*Short problem*: For every line in the data below that contains "Stream", copy the line.

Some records
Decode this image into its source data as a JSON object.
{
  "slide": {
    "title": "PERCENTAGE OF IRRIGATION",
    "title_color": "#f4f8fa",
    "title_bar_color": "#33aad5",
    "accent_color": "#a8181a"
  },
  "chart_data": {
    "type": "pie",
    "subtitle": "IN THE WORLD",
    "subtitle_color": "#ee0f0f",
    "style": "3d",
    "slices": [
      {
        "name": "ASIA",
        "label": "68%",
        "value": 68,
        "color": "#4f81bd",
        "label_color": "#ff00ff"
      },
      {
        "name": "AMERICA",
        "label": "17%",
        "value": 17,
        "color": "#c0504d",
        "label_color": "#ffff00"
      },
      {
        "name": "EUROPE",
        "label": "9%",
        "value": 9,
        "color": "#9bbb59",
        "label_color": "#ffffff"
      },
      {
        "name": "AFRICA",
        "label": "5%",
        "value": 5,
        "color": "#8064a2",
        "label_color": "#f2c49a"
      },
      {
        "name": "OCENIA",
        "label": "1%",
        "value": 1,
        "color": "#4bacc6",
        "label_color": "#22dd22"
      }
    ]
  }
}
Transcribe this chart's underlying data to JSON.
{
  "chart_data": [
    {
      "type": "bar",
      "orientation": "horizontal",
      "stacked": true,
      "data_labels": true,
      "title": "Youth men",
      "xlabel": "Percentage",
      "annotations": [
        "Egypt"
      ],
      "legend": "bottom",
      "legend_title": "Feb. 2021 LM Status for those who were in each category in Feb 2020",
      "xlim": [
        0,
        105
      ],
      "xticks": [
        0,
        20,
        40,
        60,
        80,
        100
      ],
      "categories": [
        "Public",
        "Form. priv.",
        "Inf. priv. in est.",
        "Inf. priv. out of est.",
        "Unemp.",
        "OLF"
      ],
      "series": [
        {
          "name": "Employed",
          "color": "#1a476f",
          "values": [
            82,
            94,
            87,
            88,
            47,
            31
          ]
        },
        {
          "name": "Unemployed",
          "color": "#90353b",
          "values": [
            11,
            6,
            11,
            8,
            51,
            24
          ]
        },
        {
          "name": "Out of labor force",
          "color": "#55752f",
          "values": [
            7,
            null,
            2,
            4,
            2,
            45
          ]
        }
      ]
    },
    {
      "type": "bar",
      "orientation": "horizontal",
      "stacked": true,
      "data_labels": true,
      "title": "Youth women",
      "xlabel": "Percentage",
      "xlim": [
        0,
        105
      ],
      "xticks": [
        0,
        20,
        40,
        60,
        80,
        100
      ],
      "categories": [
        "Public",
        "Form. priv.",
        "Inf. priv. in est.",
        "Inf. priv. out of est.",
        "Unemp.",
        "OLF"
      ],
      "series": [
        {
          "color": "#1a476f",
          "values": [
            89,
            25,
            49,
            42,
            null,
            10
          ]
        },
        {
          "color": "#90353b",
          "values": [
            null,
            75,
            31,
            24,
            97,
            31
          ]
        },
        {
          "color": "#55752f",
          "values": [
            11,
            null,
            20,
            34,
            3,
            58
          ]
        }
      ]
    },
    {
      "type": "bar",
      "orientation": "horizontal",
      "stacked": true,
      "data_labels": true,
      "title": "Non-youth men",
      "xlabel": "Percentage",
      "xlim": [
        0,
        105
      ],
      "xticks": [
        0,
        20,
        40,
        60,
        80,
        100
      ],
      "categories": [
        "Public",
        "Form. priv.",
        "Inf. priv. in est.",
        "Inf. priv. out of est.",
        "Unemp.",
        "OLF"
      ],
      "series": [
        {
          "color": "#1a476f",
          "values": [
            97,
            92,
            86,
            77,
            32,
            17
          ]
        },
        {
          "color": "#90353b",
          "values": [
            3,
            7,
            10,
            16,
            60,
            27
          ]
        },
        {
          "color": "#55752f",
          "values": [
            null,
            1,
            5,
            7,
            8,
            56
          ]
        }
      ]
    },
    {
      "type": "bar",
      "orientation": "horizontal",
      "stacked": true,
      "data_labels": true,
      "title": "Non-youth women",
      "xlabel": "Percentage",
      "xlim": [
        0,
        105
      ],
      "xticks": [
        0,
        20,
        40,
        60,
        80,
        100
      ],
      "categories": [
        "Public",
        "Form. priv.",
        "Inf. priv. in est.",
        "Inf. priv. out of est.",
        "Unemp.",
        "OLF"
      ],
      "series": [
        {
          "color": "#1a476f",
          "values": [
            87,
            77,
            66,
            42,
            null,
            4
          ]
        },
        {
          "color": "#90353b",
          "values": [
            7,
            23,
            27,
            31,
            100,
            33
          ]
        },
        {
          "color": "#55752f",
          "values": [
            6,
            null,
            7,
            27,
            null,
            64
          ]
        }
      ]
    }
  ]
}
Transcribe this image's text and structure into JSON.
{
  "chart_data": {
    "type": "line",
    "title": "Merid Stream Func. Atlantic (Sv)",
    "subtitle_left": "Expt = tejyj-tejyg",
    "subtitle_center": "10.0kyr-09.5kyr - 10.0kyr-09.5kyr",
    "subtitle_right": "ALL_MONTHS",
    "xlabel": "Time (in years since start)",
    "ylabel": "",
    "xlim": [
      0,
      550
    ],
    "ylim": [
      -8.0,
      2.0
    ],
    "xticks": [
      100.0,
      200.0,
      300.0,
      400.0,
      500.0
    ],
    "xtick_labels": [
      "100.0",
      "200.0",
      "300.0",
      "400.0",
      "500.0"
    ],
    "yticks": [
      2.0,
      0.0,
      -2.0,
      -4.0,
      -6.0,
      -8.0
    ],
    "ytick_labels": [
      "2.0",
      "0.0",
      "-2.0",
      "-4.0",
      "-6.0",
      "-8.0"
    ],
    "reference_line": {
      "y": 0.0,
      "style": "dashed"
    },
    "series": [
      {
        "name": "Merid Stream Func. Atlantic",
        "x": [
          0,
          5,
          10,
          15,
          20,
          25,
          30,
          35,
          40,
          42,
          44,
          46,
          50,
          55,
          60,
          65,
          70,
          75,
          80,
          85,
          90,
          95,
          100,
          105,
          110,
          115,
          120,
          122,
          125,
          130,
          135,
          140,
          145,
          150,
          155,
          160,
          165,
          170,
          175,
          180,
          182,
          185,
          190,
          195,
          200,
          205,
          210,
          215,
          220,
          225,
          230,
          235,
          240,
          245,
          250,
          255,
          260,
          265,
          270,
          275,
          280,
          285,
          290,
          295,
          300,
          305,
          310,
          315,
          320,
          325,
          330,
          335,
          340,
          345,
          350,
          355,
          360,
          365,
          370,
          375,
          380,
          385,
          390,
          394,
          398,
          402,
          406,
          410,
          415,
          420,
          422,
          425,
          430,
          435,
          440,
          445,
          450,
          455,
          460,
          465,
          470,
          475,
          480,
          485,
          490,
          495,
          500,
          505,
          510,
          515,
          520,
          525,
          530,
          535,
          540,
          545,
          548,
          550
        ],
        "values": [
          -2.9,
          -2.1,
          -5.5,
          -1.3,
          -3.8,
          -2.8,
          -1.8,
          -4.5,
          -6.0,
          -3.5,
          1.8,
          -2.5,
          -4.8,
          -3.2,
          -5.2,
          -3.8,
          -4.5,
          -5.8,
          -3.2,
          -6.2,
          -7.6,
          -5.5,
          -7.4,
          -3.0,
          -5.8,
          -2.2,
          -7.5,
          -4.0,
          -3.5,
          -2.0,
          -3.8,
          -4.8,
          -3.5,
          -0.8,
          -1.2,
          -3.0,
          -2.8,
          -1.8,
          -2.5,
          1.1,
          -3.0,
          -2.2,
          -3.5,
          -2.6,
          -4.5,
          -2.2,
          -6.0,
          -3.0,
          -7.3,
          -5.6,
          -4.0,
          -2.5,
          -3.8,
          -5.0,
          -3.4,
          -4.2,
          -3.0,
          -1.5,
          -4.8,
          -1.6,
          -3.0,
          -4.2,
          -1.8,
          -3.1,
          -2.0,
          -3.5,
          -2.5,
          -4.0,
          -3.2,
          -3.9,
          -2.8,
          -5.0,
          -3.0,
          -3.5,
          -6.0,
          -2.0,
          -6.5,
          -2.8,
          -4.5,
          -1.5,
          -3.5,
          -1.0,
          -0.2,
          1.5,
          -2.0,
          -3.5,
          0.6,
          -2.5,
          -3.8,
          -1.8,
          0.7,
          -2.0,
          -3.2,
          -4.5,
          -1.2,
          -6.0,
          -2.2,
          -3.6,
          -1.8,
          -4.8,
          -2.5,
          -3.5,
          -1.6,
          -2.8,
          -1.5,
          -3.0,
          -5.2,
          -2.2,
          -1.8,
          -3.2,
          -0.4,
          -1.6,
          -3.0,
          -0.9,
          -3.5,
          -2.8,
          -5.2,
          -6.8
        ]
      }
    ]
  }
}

*Solution below*:
    "title": "Merid Stream Func. Atlantic (Sv)",
        "name": "Merid Stream Func. Atlantic",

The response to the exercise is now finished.